→ **DO THIS**
Report all lines from the entries below in which "candlestick" appears.

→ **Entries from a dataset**
§ §

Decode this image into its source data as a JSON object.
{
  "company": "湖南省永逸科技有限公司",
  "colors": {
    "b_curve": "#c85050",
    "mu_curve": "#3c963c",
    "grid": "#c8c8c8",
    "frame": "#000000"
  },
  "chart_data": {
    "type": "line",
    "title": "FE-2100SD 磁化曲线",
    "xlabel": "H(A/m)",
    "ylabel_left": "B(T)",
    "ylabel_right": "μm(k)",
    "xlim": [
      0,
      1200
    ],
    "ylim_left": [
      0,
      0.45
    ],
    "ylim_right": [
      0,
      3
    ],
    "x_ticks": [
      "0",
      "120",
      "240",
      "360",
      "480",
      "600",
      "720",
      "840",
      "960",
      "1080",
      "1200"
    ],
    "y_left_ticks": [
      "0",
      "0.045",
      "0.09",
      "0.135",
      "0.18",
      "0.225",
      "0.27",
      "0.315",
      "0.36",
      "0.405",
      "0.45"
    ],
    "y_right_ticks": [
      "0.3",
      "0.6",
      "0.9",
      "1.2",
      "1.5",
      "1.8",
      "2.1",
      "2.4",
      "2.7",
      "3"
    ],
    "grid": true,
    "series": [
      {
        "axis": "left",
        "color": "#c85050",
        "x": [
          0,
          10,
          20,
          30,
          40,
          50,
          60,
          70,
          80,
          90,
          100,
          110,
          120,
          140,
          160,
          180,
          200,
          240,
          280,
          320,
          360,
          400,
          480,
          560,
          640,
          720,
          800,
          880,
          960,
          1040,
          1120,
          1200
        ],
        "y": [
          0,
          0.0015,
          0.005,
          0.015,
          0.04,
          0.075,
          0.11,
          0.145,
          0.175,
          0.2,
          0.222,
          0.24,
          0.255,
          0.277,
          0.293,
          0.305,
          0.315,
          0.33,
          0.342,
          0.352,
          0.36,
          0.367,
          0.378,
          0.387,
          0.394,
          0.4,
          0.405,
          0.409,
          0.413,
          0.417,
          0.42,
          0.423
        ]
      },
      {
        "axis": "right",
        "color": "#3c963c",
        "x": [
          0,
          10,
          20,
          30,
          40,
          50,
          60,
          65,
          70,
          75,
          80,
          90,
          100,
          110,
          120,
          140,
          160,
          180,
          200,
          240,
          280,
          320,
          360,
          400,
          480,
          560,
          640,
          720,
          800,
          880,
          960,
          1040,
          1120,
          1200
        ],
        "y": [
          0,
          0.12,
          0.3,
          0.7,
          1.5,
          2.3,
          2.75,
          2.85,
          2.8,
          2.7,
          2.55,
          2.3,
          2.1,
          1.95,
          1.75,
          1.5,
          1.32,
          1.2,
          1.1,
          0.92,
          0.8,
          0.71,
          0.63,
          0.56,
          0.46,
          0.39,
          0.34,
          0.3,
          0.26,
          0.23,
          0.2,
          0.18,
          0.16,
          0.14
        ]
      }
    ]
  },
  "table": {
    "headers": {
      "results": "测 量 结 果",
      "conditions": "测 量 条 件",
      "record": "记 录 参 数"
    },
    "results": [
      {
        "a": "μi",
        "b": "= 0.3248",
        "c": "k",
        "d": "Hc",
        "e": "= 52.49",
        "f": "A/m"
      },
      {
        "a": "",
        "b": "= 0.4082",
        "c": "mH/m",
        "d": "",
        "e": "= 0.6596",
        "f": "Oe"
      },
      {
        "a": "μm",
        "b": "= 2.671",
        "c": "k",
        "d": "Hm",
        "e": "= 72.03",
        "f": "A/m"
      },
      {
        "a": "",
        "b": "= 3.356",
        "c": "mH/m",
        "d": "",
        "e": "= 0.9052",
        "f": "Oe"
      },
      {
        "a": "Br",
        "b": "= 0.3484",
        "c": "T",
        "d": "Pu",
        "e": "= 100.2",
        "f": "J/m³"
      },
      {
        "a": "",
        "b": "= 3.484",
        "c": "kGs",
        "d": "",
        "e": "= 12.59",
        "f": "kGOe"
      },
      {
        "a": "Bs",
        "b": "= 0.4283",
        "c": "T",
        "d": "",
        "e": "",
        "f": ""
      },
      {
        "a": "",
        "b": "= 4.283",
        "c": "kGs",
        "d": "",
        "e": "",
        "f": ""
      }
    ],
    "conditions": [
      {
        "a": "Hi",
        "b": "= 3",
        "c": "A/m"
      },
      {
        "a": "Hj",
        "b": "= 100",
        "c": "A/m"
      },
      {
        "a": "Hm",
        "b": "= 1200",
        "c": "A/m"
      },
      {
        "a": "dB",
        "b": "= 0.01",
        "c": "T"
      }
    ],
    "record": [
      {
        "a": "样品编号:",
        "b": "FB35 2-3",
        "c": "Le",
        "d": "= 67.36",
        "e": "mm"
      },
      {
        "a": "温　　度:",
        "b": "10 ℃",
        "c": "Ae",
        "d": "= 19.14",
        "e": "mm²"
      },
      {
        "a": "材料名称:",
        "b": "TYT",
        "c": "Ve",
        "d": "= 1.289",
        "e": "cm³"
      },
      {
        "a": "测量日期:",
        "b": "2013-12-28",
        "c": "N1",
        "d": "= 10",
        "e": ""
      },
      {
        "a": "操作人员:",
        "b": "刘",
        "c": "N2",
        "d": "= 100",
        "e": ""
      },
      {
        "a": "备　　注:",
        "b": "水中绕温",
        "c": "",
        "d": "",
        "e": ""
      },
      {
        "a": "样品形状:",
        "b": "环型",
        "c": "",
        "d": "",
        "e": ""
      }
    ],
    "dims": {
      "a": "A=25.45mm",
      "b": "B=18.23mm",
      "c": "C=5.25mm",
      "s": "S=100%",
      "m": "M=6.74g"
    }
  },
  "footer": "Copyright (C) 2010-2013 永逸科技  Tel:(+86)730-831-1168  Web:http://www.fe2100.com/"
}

§ §

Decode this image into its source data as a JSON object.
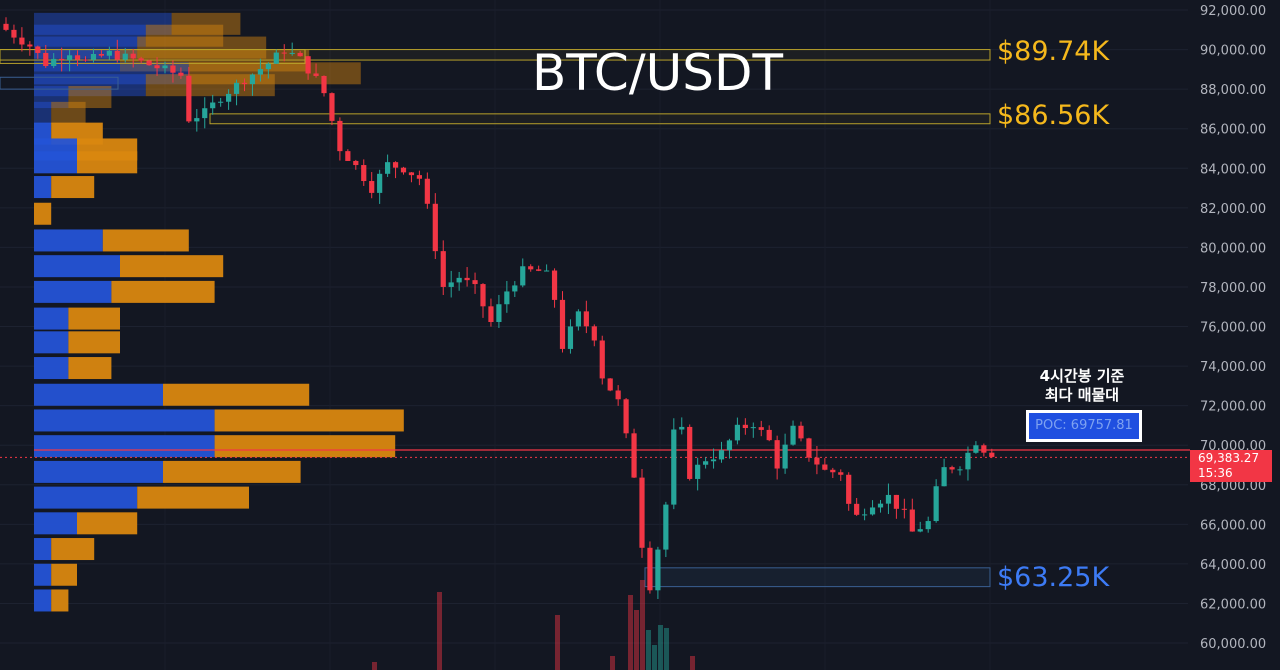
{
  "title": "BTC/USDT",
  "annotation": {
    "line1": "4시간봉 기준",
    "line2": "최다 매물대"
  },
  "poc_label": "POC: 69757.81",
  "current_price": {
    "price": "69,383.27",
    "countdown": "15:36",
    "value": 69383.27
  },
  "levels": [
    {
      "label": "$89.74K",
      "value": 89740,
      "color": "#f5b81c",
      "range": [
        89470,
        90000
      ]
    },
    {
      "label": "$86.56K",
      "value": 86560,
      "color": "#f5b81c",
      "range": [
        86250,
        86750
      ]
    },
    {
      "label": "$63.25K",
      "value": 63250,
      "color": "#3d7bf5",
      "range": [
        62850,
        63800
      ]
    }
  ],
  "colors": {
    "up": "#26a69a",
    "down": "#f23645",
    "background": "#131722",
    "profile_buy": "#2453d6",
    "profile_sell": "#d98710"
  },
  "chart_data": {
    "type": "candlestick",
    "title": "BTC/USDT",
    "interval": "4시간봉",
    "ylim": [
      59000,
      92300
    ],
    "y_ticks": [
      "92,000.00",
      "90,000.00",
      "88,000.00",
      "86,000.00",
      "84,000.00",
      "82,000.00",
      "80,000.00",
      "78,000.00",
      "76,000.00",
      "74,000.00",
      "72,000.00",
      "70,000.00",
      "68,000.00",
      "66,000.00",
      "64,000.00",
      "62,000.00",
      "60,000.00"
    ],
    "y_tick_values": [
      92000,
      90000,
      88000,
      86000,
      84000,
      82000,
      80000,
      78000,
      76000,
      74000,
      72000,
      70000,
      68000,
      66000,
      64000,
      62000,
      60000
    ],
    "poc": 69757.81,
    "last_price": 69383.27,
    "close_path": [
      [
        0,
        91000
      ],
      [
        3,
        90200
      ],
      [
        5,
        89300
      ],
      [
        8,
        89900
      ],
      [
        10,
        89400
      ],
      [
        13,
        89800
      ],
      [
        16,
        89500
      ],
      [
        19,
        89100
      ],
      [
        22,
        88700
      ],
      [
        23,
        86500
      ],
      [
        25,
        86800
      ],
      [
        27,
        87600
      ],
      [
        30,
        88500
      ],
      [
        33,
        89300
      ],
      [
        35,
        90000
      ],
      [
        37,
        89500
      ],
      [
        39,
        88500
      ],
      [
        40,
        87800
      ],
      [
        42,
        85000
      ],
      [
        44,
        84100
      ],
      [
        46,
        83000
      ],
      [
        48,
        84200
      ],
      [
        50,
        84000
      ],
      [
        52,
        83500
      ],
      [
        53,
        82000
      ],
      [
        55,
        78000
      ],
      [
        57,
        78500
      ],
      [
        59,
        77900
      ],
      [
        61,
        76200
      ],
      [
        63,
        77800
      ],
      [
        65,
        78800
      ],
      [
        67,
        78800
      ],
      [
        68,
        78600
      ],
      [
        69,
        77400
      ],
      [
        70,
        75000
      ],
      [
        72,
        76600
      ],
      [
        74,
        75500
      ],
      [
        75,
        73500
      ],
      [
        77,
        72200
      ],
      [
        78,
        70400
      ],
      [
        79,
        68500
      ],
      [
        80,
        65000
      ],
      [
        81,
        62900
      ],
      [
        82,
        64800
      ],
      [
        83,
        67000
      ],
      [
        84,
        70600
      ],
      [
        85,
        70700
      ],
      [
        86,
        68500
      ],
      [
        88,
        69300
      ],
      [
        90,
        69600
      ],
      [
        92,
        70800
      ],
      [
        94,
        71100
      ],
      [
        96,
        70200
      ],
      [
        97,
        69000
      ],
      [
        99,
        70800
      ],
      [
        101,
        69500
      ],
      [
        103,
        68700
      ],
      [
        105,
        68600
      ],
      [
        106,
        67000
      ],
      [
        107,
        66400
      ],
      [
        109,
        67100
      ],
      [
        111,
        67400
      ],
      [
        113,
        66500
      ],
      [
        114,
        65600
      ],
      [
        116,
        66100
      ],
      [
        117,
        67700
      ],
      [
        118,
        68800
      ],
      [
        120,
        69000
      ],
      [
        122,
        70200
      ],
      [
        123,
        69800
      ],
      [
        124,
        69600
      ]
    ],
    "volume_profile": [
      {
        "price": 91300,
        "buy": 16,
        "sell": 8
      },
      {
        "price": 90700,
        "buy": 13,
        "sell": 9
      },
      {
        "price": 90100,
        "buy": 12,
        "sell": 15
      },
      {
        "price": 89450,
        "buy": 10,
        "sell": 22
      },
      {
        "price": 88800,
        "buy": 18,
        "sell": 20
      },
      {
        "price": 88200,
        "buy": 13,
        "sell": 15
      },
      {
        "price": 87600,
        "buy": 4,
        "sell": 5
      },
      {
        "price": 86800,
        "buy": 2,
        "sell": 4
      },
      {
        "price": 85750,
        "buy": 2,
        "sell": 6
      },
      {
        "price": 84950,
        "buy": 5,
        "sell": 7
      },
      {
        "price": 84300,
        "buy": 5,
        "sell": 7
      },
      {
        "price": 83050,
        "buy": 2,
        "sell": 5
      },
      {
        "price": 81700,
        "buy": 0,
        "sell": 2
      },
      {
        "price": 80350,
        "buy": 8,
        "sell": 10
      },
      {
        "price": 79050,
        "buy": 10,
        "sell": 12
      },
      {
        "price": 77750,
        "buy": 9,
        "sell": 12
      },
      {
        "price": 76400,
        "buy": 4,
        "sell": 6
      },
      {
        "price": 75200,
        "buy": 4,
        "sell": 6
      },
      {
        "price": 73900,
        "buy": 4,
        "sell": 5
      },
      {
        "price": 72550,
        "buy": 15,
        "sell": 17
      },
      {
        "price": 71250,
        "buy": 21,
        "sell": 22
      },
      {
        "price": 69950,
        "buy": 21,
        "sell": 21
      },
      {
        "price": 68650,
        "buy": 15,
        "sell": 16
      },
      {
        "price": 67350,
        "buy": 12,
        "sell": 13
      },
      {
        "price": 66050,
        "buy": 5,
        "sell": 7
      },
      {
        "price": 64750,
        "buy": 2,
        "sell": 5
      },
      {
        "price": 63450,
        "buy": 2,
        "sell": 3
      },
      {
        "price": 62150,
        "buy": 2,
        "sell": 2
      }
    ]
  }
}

§ §

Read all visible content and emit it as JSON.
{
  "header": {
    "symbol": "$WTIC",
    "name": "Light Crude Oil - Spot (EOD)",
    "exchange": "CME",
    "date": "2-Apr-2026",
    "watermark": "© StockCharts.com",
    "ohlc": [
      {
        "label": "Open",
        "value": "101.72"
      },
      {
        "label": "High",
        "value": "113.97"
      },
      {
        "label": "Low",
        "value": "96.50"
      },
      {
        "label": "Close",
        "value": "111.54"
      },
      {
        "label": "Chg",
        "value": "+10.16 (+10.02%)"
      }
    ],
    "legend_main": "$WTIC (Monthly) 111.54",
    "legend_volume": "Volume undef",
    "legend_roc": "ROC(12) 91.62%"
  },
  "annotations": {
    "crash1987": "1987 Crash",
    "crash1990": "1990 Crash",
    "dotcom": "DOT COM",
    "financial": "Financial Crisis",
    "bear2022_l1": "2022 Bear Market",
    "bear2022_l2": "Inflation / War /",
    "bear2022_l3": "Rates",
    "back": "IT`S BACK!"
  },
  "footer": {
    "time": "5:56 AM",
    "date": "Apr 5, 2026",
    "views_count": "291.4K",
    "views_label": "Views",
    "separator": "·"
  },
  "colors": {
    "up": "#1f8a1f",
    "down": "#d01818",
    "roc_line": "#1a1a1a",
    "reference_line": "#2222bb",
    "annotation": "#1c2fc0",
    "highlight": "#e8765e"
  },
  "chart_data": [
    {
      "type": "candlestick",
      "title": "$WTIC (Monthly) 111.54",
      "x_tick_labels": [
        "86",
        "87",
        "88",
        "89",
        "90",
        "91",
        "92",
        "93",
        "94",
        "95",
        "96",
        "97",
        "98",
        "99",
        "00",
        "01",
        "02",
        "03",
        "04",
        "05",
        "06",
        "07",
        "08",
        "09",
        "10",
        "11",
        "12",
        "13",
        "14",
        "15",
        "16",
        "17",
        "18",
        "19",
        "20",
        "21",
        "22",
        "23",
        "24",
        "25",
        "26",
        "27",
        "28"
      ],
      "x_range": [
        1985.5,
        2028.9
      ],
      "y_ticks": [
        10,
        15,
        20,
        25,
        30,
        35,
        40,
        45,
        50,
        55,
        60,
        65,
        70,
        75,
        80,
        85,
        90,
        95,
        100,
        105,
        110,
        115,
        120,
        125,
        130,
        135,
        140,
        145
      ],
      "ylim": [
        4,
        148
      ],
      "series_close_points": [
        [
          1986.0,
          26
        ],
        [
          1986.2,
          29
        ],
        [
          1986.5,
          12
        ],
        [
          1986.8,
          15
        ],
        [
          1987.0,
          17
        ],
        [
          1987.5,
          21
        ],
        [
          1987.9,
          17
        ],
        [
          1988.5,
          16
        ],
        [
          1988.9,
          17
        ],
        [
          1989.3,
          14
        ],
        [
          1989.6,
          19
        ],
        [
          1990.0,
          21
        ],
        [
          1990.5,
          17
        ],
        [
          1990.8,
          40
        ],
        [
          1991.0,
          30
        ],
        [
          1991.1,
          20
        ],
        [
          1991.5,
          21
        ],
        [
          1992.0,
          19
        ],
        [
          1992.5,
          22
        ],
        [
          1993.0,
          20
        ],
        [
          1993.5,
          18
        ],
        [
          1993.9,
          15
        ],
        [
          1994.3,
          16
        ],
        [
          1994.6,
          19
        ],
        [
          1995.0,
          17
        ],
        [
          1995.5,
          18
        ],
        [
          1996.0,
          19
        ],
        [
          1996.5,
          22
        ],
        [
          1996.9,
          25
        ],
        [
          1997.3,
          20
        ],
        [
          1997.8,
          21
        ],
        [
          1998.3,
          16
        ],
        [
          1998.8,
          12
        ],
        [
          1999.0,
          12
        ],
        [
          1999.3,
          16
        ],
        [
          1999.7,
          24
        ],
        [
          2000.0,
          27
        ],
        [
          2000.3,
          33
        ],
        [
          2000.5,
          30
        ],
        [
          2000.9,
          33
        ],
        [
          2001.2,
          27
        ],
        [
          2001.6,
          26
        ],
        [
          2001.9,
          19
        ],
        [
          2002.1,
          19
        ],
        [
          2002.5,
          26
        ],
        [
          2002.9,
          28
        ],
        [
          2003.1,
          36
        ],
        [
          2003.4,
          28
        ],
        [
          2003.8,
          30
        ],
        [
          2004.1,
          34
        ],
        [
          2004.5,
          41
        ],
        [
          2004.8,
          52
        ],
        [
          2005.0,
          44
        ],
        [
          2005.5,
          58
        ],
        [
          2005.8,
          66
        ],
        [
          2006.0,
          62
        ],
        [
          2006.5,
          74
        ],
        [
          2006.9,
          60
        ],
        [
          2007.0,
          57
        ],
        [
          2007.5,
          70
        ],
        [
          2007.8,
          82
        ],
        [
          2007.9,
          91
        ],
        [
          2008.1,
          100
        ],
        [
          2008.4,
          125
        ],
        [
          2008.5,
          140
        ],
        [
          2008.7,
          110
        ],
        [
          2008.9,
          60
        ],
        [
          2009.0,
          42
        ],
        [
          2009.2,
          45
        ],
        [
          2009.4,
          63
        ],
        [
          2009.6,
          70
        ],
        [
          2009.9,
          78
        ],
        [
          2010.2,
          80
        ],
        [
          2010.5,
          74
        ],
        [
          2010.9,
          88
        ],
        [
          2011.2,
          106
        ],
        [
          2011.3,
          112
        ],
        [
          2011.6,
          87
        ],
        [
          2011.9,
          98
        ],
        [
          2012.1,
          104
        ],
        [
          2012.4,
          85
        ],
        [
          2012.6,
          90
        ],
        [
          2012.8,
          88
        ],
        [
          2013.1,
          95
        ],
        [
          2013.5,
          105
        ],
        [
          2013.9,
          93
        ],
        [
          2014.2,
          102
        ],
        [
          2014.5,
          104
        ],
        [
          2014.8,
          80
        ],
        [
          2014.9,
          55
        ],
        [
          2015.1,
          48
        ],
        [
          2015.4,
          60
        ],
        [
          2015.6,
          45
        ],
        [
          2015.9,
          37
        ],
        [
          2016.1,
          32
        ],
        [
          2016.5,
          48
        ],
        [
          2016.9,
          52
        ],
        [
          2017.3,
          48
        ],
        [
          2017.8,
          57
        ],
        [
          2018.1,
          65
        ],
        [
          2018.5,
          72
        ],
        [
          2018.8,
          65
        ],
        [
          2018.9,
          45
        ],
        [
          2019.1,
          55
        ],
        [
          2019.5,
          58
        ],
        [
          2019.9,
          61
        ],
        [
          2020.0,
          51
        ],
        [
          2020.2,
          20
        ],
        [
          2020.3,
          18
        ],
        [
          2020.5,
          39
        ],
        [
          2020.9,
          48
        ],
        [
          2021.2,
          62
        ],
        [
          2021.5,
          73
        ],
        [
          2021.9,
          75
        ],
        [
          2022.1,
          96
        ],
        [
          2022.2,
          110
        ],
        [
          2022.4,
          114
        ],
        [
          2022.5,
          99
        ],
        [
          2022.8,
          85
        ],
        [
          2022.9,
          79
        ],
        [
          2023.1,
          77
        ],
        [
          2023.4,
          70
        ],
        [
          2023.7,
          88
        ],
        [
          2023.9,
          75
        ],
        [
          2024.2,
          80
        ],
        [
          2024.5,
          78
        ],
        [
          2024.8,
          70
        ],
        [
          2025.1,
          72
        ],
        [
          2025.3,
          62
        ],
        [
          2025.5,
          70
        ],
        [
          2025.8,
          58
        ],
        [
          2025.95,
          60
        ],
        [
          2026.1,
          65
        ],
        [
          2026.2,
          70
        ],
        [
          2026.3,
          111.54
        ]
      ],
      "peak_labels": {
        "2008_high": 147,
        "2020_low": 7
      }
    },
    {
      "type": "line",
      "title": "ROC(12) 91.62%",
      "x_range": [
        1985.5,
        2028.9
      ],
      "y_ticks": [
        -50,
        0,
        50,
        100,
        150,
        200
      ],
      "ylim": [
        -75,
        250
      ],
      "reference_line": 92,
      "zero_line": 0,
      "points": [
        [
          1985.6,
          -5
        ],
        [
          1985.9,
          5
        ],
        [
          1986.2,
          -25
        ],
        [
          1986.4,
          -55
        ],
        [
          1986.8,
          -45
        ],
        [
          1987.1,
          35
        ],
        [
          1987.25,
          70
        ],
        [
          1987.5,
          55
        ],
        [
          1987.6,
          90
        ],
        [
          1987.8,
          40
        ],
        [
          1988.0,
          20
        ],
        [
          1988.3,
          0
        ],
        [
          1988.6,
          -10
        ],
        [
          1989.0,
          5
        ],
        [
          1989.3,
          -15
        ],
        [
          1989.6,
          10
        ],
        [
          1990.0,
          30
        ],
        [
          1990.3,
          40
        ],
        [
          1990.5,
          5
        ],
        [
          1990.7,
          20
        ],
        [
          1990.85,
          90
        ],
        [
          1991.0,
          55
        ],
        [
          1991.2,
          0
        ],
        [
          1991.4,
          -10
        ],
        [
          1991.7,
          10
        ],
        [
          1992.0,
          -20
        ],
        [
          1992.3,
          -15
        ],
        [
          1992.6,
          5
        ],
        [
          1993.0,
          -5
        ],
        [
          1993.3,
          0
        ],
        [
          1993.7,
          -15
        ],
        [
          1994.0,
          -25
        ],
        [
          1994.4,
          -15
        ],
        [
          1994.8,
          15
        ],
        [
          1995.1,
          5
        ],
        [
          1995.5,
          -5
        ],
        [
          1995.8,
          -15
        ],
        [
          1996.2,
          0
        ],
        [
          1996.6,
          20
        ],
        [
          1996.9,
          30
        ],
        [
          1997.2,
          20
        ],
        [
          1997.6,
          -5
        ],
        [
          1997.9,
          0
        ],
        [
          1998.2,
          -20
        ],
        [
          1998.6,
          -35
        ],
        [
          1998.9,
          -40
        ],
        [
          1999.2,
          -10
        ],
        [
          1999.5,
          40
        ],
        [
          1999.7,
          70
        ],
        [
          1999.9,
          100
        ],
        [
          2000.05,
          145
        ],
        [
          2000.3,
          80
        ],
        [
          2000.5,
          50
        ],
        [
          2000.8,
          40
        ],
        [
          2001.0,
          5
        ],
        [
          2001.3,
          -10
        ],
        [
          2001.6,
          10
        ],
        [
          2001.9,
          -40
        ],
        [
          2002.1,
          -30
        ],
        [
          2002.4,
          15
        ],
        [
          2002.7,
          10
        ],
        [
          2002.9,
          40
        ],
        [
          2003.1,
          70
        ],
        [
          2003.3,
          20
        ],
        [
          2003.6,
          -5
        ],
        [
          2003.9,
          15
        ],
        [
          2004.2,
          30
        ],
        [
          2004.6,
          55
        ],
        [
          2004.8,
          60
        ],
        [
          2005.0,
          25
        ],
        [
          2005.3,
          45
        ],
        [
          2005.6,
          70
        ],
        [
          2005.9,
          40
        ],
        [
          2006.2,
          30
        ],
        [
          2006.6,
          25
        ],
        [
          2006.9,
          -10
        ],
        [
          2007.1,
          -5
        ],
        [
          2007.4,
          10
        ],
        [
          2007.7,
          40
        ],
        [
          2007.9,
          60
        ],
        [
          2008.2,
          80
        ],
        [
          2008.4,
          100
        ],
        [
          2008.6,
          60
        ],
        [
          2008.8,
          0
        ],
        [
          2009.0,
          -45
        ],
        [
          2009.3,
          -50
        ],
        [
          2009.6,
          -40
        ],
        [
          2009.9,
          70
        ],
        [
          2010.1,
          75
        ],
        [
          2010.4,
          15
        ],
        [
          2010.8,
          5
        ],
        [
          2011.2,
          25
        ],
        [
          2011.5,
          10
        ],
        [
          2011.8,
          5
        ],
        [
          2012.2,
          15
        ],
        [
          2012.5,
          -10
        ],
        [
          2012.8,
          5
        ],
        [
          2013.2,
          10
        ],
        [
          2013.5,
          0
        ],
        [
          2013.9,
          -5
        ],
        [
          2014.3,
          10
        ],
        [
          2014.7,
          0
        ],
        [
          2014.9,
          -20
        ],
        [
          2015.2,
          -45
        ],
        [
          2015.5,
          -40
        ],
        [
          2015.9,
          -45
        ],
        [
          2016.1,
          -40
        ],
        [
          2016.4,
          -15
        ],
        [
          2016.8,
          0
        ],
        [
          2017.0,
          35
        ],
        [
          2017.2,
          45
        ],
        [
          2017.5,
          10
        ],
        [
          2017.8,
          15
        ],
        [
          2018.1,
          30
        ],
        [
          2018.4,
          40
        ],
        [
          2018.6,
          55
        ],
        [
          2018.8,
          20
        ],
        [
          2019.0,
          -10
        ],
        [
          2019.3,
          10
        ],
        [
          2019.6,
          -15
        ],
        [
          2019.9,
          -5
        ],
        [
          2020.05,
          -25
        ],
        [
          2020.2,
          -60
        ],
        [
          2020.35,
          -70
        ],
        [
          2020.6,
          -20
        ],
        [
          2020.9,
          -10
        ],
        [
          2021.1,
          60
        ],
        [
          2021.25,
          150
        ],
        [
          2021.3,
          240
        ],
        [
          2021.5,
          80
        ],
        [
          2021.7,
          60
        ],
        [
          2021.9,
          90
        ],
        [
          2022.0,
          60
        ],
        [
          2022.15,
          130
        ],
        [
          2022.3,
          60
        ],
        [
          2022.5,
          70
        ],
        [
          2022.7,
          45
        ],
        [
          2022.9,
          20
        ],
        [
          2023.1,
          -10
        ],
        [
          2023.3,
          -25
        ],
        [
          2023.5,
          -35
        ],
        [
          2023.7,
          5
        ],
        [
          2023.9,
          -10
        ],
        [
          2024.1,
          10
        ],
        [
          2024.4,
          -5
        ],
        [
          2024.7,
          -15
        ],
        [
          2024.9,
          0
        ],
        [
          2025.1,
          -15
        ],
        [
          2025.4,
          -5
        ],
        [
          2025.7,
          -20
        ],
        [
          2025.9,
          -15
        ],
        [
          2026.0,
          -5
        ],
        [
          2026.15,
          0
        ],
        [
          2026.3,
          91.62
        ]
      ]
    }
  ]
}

§ §

→ **TASK OUTPUT**
    "type": "candlestick",
      "type": "candlestick",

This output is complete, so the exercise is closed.